Data extracted from a collection:
● ● ● ● ●
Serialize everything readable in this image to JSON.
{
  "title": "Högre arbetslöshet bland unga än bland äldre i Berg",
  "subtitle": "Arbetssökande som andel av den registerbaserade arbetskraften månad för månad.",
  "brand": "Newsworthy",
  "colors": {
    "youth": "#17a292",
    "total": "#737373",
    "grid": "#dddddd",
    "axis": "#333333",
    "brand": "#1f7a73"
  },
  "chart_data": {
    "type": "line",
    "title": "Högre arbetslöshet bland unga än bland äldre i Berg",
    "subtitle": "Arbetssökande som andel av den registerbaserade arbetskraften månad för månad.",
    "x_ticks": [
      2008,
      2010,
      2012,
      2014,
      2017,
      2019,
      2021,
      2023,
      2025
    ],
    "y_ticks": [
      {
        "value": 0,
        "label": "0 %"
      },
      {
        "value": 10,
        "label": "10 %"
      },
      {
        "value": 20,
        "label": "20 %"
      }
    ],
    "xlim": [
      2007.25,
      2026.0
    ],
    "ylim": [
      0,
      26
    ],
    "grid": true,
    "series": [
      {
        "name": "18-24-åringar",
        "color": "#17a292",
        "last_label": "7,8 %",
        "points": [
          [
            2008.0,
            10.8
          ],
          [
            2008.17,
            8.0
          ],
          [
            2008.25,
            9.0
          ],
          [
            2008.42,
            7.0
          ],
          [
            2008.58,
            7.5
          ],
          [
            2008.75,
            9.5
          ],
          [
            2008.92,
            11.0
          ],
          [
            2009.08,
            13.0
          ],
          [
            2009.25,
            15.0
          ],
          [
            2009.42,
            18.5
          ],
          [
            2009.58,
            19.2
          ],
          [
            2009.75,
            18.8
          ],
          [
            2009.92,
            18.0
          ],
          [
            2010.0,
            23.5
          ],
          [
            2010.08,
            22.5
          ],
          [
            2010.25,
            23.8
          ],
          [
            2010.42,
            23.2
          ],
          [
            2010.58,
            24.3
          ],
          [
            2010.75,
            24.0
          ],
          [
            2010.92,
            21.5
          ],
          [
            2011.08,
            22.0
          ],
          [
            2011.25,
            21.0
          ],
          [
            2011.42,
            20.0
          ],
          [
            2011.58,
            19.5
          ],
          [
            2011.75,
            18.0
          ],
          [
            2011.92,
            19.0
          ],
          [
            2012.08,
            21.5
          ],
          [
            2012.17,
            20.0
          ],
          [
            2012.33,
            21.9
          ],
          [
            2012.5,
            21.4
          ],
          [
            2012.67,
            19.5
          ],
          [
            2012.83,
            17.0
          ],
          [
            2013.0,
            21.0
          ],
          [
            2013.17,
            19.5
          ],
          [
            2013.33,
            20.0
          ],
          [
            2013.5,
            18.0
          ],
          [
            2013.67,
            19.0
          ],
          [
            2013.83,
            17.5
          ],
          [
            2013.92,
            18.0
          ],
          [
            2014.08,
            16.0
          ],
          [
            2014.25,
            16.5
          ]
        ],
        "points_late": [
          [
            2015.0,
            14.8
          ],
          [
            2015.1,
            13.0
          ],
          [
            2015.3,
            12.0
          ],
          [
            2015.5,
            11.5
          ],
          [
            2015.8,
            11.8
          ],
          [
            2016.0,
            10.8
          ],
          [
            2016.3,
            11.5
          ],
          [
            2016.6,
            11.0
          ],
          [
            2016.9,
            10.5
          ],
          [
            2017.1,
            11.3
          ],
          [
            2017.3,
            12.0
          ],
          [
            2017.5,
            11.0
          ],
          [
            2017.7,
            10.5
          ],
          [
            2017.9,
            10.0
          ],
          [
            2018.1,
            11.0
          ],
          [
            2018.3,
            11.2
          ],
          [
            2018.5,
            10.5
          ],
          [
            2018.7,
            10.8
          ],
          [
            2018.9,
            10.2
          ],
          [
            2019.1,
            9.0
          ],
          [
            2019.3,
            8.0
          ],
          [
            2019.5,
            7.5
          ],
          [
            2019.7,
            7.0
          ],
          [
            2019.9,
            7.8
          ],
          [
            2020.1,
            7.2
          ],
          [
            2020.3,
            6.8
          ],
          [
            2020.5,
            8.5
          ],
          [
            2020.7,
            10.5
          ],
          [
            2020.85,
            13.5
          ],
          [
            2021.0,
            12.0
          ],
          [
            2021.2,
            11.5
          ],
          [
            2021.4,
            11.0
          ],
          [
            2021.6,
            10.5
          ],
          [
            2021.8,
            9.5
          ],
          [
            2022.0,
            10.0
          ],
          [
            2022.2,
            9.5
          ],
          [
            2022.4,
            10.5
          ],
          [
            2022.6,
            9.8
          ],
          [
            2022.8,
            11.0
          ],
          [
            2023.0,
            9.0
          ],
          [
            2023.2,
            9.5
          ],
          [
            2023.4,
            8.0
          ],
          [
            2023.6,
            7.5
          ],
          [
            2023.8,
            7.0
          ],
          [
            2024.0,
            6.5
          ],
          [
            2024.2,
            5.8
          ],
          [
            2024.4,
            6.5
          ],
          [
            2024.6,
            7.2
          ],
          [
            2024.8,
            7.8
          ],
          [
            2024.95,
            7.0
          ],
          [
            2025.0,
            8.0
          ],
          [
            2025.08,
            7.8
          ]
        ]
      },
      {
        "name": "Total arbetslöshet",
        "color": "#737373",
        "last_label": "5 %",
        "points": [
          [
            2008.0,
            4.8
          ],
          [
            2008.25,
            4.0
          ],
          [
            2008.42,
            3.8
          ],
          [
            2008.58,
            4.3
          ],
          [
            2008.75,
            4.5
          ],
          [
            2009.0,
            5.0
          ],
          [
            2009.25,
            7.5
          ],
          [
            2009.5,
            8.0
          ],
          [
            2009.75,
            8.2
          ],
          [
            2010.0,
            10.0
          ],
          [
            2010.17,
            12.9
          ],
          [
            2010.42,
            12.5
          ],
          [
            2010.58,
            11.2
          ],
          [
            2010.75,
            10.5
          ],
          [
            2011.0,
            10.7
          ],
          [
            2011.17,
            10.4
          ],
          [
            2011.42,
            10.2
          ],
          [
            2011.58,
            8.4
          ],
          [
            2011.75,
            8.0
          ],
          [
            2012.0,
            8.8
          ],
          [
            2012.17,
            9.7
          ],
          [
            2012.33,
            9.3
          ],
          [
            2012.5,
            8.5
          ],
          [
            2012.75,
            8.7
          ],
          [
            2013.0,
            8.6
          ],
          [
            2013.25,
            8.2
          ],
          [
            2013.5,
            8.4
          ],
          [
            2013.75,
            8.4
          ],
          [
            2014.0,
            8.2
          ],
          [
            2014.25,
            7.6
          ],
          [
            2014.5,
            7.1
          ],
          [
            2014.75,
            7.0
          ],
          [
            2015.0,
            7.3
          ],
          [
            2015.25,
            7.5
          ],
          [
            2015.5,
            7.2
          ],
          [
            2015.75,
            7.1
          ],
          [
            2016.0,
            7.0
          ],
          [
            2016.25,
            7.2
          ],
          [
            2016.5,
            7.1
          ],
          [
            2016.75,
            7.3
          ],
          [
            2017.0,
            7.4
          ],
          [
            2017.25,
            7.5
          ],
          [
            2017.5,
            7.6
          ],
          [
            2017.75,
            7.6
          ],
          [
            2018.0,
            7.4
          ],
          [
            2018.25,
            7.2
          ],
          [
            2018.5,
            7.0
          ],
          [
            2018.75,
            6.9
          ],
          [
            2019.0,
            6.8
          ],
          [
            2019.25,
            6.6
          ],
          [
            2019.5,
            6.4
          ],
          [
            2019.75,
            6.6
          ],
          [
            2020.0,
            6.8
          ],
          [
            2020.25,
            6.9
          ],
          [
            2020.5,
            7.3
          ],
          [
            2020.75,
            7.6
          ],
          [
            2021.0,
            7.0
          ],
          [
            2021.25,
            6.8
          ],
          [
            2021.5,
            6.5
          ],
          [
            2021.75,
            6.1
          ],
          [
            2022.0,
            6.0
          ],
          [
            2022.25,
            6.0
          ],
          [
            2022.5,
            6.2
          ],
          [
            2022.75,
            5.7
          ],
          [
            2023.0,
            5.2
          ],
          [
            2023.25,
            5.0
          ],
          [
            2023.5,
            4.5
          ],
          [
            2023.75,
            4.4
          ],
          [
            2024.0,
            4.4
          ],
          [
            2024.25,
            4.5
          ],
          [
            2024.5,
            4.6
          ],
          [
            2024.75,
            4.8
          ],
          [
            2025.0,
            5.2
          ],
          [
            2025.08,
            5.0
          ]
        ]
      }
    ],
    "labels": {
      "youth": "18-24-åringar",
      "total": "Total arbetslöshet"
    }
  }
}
● ● ● ● ●
Go through the entries above and pull out each line with "åringar" in it.

CORRECT OUTPUT:
        "name": "18-24-åringar",
      "youth": "18-24-åringar",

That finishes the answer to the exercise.